··· KUTIPAN HALAMAN ···

Undang Undang Dasar Negara Republik Indonesia Tahun 1945 mengatur tentang pembubaran Partai Politik dalam Pasal 24C ayat (1) yang berbunyi:  Mahkamah Konstitusi berwenang mengadili pada tingkat pertama dan terakhir yang putusannya bersifat final untuk memutus pembubaran partai politik.  Begitu pula dalam Pasal 20 Undang Undang No. 31 Tahun 2003 Tentang Partai Politik, ditegaskan bahwa partai politik bubar apabila membubarkan diri atas keputusan sendiri; menggabungkan diri dengan partai politik lain; dan terakhir dibubarkan oleh Mahkamah Konstitusi. Ketentuan yang jelas dan tegas menentukan alasan hukum bagi partai politik untuk dibubarkan terdapat pada Pasal 28 ayat (6) UU No. 31 Tahun 2002 yang berbunyi:  Pengurus partai menggunakan partainya untuk melakukan kegiatan sebagaimana dimaksud dalam Pasal 19 ayat (5) dituntut berdasarkan Undang Undang Nomor 27 Tahun 1999 Tentang Perubahan Kitab Undang Undang Tentang Hukum Pidana yang berkaitan dengan Kejahatan Terhadap Keamanan Negara dalam Pasal 107 huruf e, huruf d, dan huruf e, dan partainya dapat dibubarkan.

···

TUGAS ANDA:
Lanjutkan teks tentang pembubaran partai politik di atas, dimulai setelah kalimat terakhirnya. Data ini berasal dari sumber lain.

··· DATA YANG DIBERIKAN ···

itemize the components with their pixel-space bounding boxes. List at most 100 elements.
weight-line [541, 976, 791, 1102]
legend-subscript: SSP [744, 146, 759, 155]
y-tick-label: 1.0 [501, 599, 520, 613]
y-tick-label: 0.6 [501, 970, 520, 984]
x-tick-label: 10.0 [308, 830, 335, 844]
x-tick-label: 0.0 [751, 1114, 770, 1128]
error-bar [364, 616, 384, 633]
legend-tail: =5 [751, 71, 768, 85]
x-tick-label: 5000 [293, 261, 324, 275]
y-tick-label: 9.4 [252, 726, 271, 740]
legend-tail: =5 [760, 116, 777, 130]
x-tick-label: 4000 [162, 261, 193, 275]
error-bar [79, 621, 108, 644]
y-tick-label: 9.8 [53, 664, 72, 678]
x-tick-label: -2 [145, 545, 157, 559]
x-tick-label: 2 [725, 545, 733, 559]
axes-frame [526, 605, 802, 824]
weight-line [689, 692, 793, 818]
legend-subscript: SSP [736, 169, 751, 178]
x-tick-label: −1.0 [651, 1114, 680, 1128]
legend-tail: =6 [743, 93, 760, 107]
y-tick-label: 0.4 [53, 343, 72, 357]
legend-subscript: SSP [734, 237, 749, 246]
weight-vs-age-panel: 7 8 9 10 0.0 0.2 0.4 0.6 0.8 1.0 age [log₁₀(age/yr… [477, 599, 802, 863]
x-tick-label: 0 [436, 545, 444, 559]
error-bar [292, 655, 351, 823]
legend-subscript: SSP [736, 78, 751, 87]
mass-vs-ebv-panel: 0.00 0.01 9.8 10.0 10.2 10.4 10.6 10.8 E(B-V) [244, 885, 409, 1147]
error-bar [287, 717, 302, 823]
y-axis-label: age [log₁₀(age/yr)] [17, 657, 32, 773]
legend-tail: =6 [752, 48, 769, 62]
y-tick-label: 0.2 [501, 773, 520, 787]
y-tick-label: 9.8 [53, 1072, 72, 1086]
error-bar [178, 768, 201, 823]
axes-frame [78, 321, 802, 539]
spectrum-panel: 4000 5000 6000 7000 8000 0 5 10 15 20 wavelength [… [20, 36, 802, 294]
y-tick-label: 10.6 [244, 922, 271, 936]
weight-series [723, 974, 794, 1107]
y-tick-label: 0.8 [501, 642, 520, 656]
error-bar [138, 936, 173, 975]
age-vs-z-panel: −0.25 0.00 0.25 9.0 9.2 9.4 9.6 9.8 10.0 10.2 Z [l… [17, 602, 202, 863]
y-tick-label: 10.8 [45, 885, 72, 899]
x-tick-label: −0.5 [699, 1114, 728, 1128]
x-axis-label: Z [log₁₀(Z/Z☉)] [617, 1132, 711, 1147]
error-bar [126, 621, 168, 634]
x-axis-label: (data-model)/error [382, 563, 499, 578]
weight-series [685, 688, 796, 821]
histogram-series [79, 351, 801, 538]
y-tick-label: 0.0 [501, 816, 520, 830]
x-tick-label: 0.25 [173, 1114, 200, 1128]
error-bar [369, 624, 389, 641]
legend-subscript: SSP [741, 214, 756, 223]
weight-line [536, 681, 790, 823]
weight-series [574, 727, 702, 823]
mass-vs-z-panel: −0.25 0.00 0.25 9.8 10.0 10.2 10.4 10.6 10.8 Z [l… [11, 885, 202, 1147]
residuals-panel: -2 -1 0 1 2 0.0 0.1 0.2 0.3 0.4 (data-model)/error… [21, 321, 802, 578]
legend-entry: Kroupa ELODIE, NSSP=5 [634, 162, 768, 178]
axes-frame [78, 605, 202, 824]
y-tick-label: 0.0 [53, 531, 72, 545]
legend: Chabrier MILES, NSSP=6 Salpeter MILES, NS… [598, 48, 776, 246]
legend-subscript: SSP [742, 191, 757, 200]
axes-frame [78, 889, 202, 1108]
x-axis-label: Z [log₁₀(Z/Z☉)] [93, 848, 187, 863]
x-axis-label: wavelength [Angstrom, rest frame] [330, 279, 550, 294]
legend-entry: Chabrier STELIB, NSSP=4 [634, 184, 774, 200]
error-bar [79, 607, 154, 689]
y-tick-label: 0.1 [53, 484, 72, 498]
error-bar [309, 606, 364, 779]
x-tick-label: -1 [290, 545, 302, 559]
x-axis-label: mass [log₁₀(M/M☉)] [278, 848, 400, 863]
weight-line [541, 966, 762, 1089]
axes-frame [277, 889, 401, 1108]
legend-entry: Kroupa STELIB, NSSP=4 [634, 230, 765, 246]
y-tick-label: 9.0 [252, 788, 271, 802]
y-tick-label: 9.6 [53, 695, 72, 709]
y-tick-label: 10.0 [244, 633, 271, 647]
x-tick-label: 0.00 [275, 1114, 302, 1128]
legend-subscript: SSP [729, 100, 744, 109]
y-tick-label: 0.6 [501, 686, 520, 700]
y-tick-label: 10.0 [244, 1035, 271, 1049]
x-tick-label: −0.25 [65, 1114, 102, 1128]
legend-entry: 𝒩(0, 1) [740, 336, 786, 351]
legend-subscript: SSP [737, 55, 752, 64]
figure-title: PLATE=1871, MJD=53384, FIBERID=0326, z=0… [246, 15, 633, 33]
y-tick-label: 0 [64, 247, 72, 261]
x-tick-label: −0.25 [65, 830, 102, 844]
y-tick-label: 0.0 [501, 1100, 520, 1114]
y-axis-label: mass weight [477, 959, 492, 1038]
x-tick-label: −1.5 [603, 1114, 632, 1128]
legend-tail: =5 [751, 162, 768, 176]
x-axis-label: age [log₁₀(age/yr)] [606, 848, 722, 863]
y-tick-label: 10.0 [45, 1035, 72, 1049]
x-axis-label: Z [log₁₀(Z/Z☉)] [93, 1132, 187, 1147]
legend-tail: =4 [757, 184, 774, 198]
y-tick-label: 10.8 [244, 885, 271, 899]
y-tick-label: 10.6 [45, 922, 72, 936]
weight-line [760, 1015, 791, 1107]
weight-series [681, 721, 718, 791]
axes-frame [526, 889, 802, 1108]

···
··· DATA YANG DIBERIKAN ···

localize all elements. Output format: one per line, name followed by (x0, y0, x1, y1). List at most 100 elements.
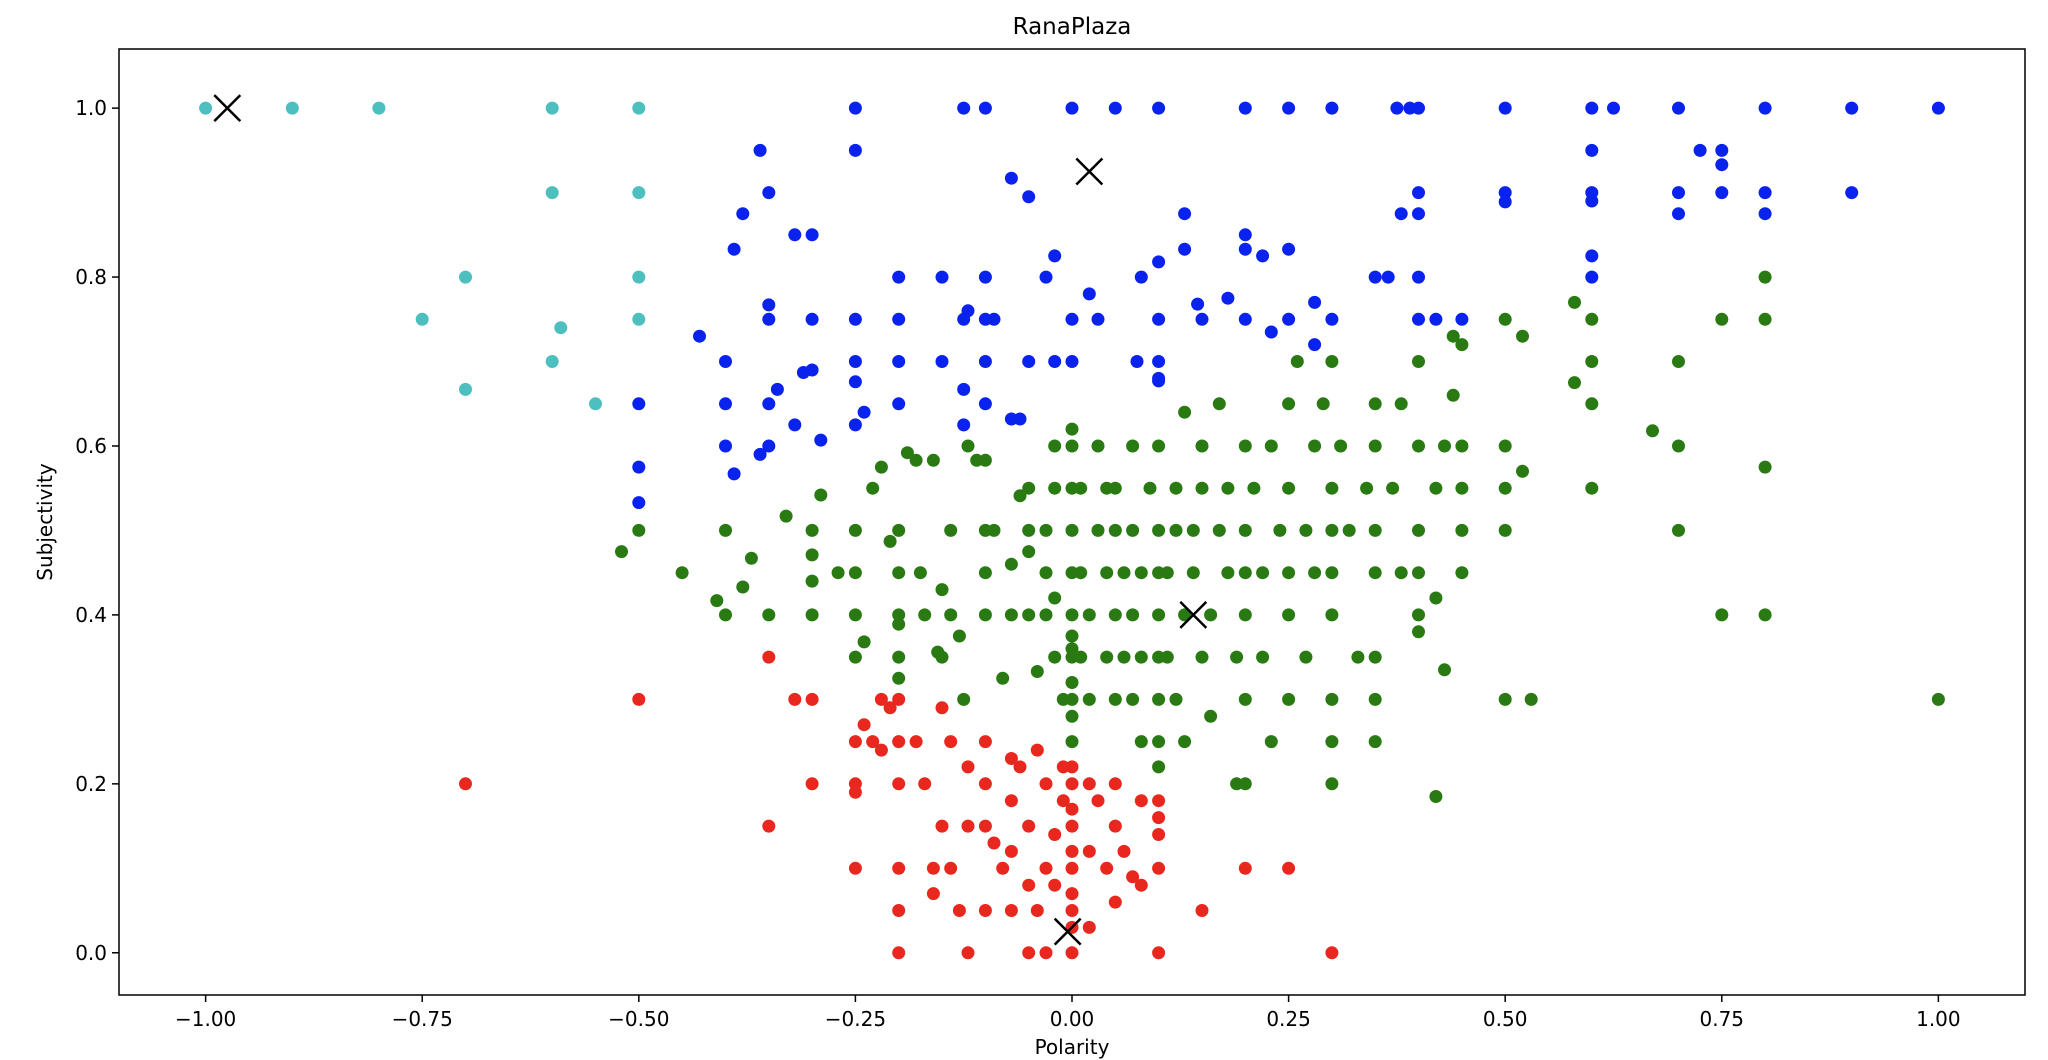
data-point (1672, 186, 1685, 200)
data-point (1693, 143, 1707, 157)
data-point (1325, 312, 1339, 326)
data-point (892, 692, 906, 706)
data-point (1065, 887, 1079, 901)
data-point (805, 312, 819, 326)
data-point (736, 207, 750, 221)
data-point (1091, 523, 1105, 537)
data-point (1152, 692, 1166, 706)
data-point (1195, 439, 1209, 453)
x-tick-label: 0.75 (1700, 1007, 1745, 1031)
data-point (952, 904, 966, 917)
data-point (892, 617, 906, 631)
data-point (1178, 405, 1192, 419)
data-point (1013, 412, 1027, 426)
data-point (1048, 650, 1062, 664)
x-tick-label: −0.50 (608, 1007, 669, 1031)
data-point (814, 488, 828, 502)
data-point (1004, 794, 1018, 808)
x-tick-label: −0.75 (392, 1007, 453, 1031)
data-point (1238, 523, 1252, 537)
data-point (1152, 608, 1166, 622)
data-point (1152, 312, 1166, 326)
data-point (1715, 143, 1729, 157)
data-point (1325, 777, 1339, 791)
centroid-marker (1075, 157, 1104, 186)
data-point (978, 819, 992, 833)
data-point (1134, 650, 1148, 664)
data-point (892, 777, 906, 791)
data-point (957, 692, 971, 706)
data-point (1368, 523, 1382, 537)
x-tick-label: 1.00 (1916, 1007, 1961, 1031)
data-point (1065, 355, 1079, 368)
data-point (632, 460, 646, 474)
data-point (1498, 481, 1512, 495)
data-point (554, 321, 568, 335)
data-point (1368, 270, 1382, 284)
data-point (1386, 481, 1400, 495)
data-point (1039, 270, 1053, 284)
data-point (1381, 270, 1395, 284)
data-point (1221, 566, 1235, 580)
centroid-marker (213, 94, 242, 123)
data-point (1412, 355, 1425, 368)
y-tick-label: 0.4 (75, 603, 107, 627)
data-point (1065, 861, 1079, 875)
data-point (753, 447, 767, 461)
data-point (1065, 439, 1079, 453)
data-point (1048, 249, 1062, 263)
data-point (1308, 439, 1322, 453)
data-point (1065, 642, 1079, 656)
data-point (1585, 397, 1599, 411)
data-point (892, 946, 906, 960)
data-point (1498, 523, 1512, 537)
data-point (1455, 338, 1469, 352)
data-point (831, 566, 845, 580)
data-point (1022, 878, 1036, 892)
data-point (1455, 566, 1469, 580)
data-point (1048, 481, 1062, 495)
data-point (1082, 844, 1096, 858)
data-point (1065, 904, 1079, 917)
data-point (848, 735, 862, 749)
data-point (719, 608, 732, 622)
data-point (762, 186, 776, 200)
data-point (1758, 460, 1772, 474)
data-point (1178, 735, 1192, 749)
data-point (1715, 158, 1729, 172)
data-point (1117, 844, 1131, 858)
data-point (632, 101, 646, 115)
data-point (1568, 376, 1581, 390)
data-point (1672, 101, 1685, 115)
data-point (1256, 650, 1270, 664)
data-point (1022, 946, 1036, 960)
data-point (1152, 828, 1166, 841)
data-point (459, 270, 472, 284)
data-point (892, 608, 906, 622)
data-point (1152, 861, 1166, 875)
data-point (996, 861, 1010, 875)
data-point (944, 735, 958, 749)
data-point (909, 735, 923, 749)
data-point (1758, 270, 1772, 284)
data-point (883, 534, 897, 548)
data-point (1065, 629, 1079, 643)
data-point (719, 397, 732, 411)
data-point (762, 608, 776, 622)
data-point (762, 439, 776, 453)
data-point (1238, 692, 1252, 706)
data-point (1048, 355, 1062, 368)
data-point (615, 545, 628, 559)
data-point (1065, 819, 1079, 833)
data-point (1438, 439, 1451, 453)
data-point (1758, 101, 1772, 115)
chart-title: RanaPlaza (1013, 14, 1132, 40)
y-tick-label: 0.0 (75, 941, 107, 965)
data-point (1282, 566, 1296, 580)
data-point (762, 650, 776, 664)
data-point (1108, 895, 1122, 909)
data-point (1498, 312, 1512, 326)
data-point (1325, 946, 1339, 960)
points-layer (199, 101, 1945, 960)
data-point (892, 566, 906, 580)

···

HASIL:
Pasal 107 Undang Undang No. 27 Tahun 1999 Tentang Perubahan Kitab Undang Undang Hukum Pidana tersebut berbunyi: “Barangsiapa yang secara melawan hukum di muka umum dengan lisan, tulisan dan atau melalui media apapun, menyebarkan atau mengembangkan ajaran Komunisme/Marxisme-Leninisme yang berakibat timbulnya kerusuhan dalam masyarakat, atau menimbulkan korban jiwa atau kerugian dalam masyarakat, atau menimbulkan korban jiwa atau kerugian dalam masyarakat, atau menimbulkan korban jiwa atau kerugian harta benda, dipidana dengan pidana penjara paling lama 15 (lima belas) tahun.
“Barangsiapa yang secara melawan hukum dimuka umum dengan lisan, tulisan, dan atau melalui media apa pun, menyebarkan atau mengembangkan ajaran Komunisme/Marxisme-Leninisme dengan maksud mengubah atau mengganti Pancasila sebagai dasar negara, dipidana dengan pidana penjara paling lama 20 (dua puluh) tahun.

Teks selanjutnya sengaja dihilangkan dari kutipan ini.